Brief:
Only the lines from the one with "Read out every word on this page." onward are wanted, through the last line of the entries, set down exactly.
++++++++++++++++++++
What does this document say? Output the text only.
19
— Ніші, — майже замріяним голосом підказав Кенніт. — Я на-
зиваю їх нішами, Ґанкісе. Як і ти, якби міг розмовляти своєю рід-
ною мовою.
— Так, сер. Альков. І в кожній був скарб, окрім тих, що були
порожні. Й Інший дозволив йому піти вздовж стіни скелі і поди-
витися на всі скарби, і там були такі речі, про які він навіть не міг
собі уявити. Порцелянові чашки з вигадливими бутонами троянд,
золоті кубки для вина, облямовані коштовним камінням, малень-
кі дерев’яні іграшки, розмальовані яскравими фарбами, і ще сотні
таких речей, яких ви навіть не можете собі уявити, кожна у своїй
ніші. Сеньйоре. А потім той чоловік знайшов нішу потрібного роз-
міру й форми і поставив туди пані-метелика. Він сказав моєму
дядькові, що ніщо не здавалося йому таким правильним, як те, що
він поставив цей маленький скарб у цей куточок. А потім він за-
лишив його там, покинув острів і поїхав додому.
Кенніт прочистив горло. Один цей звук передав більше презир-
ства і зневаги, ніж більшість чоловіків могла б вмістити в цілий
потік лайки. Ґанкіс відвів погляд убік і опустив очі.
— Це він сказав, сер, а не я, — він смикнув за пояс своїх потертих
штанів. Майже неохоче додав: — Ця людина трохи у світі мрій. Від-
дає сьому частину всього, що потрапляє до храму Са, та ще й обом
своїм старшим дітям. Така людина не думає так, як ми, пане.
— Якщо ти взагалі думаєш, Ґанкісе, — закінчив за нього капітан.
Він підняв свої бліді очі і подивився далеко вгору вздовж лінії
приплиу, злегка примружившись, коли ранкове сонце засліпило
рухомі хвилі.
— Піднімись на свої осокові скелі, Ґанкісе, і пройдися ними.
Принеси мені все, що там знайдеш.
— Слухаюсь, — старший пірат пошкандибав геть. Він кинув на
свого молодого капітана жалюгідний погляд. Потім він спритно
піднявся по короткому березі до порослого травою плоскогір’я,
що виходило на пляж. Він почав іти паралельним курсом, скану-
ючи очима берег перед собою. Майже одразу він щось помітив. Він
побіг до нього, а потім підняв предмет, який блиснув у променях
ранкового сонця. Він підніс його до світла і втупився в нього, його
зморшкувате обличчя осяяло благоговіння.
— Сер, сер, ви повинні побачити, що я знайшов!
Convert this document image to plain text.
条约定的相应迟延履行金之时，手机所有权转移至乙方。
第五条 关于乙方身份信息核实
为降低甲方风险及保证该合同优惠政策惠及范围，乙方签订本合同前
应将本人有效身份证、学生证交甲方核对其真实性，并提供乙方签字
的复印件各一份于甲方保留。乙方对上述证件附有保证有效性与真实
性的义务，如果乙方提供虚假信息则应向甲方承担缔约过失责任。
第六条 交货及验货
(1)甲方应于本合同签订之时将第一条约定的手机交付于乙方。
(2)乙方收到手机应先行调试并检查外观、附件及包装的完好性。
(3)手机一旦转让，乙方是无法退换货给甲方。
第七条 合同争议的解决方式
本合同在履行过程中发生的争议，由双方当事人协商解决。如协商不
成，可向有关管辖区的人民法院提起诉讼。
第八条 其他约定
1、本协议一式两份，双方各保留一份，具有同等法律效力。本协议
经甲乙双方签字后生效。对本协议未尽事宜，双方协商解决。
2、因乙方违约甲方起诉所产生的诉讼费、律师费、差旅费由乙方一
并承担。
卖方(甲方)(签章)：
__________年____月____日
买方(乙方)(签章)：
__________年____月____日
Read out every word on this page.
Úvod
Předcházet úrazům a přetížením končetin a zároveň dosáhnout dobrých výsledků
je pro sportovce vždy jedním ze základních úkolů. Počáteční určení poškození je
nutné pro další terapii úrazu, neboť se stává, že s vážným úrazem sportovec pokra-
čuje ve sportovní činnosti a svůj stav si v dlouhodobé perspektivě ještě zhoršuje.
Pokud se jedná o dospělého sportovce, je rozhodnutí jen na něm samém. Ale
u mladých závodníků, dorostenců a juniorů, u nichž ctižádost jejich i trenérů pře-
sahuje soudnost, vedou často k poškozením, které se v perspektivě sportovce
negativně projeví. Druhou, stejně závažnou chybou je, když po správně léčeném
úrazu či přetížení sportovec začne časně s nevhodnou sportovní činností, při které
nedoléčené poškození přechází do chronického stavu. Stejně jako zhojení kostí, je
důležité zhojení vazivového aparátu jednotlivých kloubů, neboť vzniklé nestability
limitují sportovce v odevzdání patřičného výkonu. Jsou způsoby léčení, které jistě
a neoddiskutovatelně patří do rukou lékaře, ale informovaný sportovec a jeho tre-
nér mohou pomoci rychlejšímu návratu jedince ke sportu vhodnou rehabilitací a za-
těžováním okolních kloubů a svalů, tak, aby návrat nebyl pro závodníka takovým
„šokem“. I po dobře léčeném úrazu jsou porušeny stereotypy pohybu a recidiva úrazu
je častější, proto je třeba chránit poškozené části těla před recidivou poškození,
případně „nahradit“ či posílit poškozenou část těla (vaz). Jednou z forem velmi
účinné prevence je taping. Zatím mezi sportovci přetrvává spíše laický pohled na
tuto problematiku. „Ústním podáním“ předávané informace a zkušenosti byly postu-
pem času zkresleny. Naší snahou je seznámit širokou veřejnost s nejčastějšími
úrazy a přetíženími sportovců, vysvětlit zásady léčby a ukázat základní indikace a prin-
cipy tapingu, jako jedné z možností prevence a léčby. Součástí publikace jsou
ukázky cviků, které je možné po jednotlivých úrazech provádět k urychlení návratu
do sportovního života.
++++++++++++++++++++
Correct output:
Read out every word on this page.
Úvod
Předcházet úrazům a přetížením končetin a zároveň dosáhnout dobrých výsledků
je pro sportovce vždy jedním ze základních úkolů. Počáteční určení poškození je
nutné pro další terapii úrazu, neboť se stává, že s vážným úrazem sportovec pokra-
čuje ve sportovní činnosti a svůj stav si v dlouhodobé perspektivě ještě zhoršuje.
Pokud se jedná o dospělého sportovce, je rozhodnutí jen na něm samém. Ale
u mladých závodníků, dorostenců a juniorů, u nichž ctižádost jejich i trenérů pře-
sahuje soudnost, vedou často k poškozením, které se v perspektivě sportovce
negativně projeví. Druhou, stejně závažnou chybou je, když po správně léčeném
úrazu či přetížení sportovec začne časně s nevhodnou sportovní činností, při které
nedoléčené poškození přechází do chronického stavu. Stejně jako zhojení kostí, je
důležité zhojení vazivového aparátu jednotlivých kloubů, neboť vzniklé nestability
limitují sportovce v odevzdání patřičného výkonu. Jsou způsoby léčení, které jistě
a neoddiskutovatelně patří do rukou lékaře, ale informovaný sportovec a jeho tre-
nér mohou pomoci rychlejšímu návratu jedince ke sportu vhodnou rehabilitací a za-
těžováním okolních kloubů a svalů, tak, aby návrat nebyl pro závodníka takovým
„šokem“. I po dobře léčeném úrazu jsou porušeny stereotypy pohybu a recidiva úrazu
je častější, proto je třeba chránit poškozené části těla před recidivou poškození,
případně „nahradit“ či posílit poškozenou část těla (vaz). Jednou z forem velmi
účinné prevence je taping. Zatím mezi sportovci přetrvává spíše laický pohled na
tuto problematiku. „Ústním podáním“ předávané informace a zkušenosti byly postu-
pem času zkresleny. Naší snahou je seznámit širokou veřejnost s nejčastějšími
úrazy a přetíženími sportovců, vysvětlit zásady léčby a ukázat základní indikace a prin-
cipy tapingu, jako jedné z možností prevence a léčby. Součástí publikace jsou
ukázky cviků, které je možné po jednotlivých úrazech provádět k urychlení návratu
do sportovního života.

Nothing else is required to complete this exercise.